**Material to process**
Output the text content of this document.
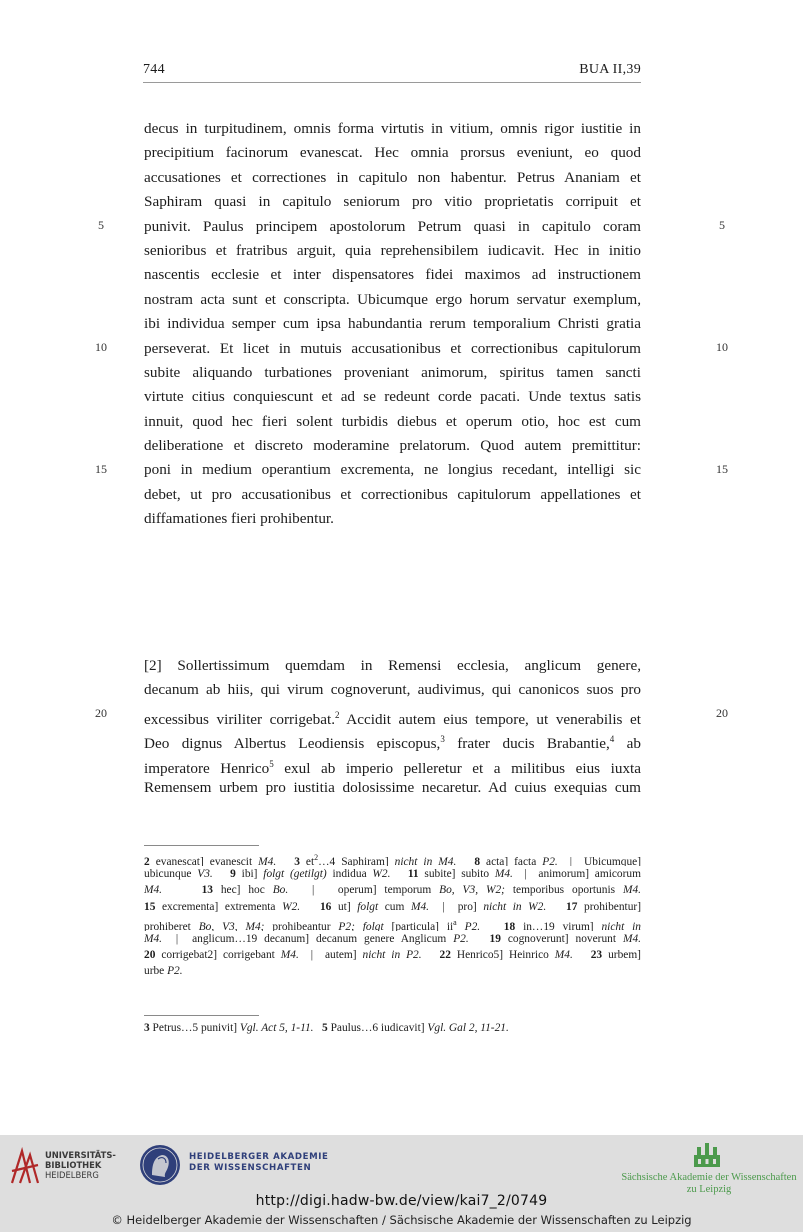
744	BUA II,39
decus in turpitudinem, omnis forma virtutis in vitium, omnis rigor iustitie in
precipitium facinorum evanescat. Hec omnia prorsus eveniunt, eo quod
accusationes et correctiones in capitulo non habentur. Petrus Ananiam et
Saphiram quasi in capitulo seniorum pro vitio proprietatis corripuit et
punivit. Paulus principem apostolorum Petrum quasi in capitulo coram
senioribus et fratribus arguit, quia reprehensibilem iudicavit. Hec in initio
nascentis ecclesie et inter dispensatores fidei maximos ad instructionem
nostram acta sunt et conscripta. Ubicumque ergo horum servatur exemplum,
ibi individua semper cum ipsa habundantia rerum temporalium Christi gratia
perseverat. Et licet in mutuis accusationibus et correctionibus capitulorum
subite aliquando turbationes proveniant animorum, spiritus tamen sancti
virtute citius conquiescunt et ad se redeunt corde pacati. Unde textus satis
innuit, quod hec fieri solent turbidis diebus et operum otio, hoc est cum
deliberatione et discreto moderamine prelatorum. Quod autem premittitur:
poni in medium operantium excrementa, ne longius recedant, intelligi sic
debet, ut pro accusationibus et correctionibus capitulorum appellationes et
diffamationes fieri prohibentur.
5	5
10	10
15	15
20	20
[2] Sollertissimum quemdam in Remensi ecclesia, anglicum genere,
decanum ab hiis, qui virum cognoverunt, audivimus, qui canonicos suos pro
excessibus viriliter corrigebat.$^2$ Accidit autem eius tempore, ut venerabilis et
Deo dignus Albertus Leodiensis episcopus,$^3$ frater ducis Brabantie,$^4$ ab
imperatore Henrico$^5$ exul ab imperio pelleretur et a militibus eius iuxta
Remensem urbem pro iustitia dolosissime necaretur. Ad cuius exequias cum
2 evanescat] evanescit M4. 3 $et^2\dots 4$ Saphiram] nicht in M4. 8 acta] facta P2.  |  Ubicumque]
ubicunque V3. 9 ibi] folgt (getilgt) indidua W2. 11 subite] subito M4.  |  animorum] amicorum
M4.	13 hec] hoc Bo.   |   operum] temporum Bo, V3, W2; temporibus oportunis M4.
15 excrementa] extrementa W2. 16 ut] folgt cum M4.  |  pro] nicht in W2. 17 prohibentur]
prohiberet Bo, V3, M4; prohibeantur P2; folgt [particula] $ii^a$ P2. 18 in…19 virum] nicht in
M4.  |  anglicum…19 decanum] decanum genere Anglicum P2. 19 cognoverunt] noverunt M4.
20 corrigebat2] corrigebant M4.  |  autem] nicht in P2. 22 Henrico5] Heinrico M4. 23 urbem]
urbe P2.
3 Petrus…5 punivit] Vgl. Act 5, 1-11. 5 Paulus…6 iudicavit] Vgl. Gal 2, 11-21.
UNIVERSITÄTS-
BIBLIOTHEK
HEIDELBERG
HEIDELBERGER AKADEMIE
DER WISSENSCHAFTEN
Sächsische Akademie der Wissenschaften
zu Leipzig
http://digi.hadw-bw.de/view/kai7_2/0749
© Heidelberger Akademie der Wissenschaften / Sächsische Akademie der Wissenschaften zu Leipzig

**Task to complete**
All of the data above should be transcribed verbatim, with pictures omitted.

**Answer to the exercise**
Output the text content of this document.
744	BUA II,39
decus in turpitudinem, omnis forma virtutis in vitium, omnis rigor iustitie in
precipitium facinorum evanescat. Hec omnia prorsus eveniunt, eo quod
accusationes et correctiones in capitulo non habentur. Petrus Ananiam et
Saphiram quasi in capitulo seniorum pro vitio proprietatis corripuit et
punivit. Paulus principem apostolorum Petrum quasi in capitulo coram
senioribus et fratribus arguit, quia reprehensibilem iudicavit. Hec in initio
nascentis ecclesie et inter dispensatores fidei maximos ad instructionem
nostram acta sunt et conscripta. Ubicumque ergo horum servatur exemplum,
ibi individua semper cum ipsa habundantia rerum temporalium Christi gratia
perseverat. Et licet in mutuis accusationibus et correctionibus capitulorum
subite aliquando turbationes proveniant animorum, spiritus tamen sancti
virtute citius conquiescunt et ad se redeunt corde pacati. Unde textus satis
innuit, quod hec fieri solent turbidis diebus et operum otio, hoc est cum
deliberatione et discreto moderamine prelatorum. Quod autem premittitur:
poni in medium operantium excrementa, ne longius recedant, intelligi sic
debet, ut pro accusationibus et correctionibus capitulorum appellationes et
diffamationes fieri prohibentur.
5	5
10	10
15	15
20	20
[2] Sollertissimum quemdam in Remensi ecclesia, anglicum genere,
decanum ab hiis, qui virum cognoverunt, audivimus, qui canonicos suos pro
excessibus viriliter corrigebat.$^2$ Accidit autem eius tempore, ut venerabilis et
Deo dignus Albertus Leodiensis episcopus,$^3$ frater ducis Brabantie,$^4$ ab
imperatore Henrico$^5$ exul ab imperio pelleretur et a militibus eius iuxta
Remensem urbem pro iustitia dolosissime necaretur. Ad cuius exequias cum
2 evanescat] evanescit M4. 3 $et^2\dots 4$ Saphiram] nicht in M4. 8 acta] facta P2.  |  Ubicumque]
ubicunque V3. 9 ibi] folgt (getilgt) indidua W2. 11 subite] subito M4.  |  animorum] amicorum
M4.	13 hec] hoc Bo.   |   operum] temporum Bo, V3, W2; temporibus oportunis M4.
15 excrementa] extrementa W2. 16 ut] folgt cum M4.  |  pro] nicht in W2. 17 prohibentur]
prohiberet Bo, V3, M4; prohibeantur P2; folgt [particula] $ii^a$ P2. 18 in…19 virum] nicht in
M4.  |  anglicum…19 decanum] decanum genere Anglicum P2. 19 cognoverunt] noverunt M4.
20 corrigebat2] corrigebant M4.  |  autem] nicht in P2. 22 Henrico5] Heinrico M4. 23 urbem]
urbe P2.
3 Petrus…5 punivit] Vgl. Act 5, 1-11. 5 Paulus…6 iudicavit] Vgl. Gal 2, 11-21.
UNIVERSITÄTS-
BIBLIOTHEK
HEIDELBERG
HEIDELBERGER AKADEMIE
DER WISSENSCHAFTEN
Sächsische Akademie der Wissenschaften
zu Leipzig
http://digi.hadw-bw.de/view/kai7_2/0749
© Heidelberger Akademie der Wissenschaften / Sächsische Akademie der Wissenschaften zu Leipzig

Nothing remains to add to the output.